Problem:
Copy every line that mentions the word "type".

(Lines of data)
++++

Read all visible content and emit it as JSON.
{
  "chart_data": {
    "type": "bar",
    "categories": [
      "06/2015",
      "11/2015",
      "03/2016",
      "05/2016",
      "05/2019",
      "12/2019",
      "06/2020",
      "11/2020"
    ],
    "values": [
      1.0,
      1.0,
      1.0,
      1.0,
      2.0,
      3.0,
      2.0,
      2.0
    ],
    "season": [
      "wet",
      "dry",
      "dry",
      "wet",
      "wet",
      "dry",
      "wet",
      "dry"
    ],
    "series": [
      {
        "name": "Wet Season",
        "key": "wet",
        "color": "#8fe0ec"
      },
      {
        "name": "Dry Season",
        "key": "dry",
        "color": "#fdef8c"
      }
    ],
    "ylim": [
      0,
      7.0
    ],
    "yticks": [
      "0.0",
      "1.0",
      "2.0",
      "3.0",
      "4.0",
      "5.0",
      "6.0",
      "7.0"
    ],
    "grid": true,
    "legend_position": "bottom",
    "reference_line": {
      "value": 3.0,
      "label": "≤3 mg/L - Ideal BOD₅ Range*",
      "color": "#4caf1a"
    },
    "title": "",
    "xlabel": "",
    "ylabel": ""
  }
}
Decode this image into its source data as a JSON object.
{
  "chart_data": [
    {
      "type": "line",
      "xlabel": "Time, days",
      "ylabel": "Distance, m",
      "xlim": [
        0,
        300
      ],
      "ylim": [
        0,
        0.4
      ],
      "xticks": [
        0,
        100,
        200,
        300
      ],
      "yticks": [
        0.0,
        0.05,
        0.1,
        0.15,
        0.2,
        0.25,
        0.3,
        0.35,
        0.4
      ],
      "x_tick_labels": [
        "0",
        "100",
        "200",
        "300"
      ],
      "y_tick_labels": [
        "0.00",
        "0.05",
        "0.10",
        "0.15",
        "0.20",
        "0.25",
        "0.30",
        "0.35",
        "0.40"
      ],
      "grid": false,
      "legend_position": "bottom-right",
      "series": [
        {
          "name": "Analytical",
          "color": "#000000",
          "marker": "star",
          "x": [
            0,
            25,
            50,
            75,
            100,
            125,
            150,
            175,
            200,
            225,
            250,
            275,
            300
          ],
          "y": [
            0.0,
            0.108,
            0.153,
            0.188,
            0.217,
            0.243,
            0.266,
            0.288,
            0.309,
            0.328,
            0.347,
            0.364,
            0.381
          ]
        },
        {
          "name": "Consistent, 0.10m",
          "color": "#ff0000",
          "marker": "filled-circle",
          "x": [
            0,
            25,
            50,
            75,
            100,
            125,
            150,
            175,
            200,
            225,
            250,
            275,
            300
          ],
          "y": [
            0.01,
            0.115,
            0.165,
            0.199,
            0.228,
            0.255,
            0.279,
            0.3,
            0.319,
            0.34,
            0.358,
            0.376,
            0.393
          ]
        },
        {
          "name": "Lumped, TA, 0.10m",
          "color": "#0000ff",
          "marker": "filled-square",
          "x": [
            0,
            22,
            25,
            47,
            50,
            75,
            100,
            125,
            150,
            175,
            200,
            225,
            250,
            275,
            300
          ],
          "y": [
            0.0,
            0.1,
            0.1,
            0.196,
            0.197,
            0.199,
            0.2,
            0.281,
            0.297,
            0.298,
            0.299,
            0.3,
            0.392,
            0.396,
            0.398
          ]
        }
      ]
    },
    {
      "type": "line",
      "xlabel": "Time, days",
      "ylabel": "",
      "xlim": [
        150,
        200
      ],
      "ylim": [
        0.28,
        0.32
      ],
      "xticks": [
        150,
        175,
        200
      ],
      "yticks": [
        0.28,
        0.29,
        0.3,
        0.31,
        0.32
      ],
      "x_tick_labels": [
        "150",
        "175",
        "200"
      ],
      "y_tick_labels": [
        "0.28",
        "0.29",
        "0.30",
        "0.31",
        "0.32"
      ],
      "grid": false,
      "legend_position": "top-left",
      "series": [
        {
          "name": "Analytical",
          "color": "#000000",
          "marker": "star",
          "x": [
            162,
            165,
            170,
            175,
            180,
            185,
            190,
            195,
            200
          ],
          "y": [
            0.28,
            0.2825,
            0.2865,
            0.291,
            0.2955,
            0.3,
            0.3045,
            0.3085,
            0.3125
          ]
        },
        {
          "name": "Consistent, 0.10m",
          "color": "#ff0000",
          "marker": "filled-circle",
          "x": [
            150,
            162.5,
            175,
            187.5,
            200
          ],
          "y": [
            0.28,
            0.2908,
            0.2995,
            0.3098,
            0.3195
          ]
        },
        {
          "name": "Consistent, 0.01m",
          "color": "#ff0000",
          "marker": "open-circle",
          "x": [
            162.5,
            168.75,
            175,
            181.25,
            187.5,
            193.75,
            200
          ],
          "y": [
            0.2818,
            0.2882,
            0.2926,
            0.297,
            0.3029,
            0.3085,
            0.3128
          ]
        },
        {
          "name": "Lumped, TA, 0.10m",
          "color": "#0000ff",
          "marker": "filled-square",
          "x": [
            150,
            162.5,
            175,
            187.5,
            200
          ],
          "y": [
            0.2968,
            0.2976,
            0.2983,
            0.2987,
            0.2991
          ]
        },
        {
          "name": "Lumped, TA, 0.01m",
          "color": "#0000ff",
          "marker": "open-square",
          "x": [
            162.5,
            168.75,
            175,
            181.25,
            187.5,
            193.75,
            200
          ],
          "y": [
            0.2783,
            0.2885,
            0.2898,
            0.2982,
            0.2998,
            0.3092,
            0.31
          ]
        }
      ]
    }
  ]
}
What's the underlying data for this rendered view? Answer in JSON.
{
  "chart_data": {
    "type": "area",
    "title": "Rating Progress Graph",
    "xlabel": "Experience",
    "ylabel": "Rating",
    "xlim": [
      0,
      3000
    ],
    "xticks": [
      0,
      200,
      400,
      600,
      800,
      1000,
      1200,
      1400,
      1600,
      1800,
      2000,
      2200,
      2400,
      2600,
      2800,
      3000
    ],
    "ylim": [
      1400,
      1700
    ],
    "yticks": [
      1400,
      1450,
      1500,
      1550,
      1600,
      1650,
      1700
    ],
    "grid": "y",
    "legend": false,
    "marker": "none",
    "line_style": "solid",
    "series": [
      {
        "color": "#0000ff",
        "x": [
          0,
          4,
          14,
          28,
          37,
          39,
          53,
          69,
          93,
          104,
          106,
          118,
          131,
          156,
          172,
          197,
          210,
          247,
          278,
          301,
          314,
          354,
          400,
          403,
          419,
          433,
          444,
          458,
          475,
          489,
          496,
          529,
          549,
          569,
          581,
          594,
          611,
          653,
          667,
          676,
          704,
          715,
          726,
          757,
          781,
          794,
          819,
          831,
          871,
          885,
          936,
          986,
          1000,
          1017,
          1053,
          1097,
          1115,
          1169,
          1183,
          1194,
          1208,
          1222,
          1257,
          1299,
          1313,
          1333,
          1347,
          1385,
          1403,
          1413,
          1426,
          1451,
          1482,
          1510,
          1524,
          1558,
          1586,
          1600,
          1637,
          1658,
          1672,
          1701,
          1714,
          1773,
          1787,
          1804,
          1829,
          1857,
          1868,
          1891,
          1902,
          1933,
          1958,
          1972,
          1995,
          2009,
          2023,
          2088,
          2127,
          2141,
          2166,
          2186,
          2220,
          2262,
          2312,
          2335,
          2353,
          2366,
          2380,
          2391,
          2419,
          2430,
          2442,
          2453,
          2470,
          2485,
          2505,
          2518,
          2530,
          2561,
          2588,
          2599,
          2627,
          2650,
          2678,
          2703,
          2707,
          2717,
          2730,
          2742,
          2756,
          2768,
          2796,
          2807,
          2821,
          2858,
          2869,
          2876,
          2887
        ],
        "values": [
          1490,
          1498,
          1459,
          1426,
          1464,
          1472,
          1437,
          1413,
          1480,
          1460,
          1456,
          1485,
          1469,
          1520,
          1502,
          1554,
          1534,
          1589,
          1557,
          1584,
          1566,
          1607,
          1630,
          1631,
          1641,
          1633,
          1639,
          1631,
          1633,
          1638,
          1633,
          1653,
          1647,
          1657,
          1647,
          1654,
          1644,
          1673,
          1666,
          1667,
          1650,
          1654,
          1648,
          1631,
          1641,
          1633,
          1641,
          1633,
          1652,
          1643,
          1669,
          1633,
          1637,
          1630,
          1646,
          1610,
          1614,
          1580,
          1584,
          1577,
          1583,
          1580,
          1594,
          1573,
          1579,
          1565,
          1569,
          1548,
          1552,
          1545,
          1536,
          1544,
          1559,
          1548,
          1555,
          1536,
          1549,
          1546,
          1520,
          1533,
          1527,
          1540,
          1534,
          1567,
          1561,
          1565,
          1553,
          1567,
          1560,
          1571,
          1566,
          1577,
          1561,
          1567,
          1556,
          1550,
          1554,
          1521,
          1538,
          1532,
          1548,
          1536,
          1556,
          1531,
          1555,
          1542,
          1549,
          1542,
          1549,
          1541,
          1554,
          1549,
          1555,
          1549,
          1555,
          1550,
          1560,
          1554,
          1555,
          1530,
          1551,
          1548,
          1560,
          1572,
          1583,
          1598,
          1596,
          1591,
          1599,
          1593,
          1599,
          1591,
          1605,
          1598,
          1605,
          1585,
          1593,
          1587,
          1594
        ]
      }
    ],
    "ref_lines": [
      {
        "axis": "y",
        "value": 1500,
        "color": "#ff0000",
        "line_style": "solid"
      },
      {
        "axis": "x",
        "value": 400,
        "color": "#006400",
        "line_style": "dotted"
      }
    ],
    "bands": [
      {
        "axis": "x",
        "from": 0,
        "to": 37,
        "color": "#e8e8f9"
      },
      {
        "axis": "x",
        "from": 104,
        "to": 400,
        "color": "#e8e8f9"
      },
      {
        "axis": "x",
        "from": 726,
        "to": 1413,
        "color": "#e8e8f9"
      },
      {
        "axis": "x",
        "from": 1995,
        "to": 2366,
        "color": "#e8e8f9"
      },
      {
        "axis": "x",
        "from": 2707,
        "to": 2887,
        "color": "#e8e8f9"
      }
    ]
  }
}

++++

Exercise solution:
    "type": "bar",
      "type": "line",
      "type": "line",
    "type": "area",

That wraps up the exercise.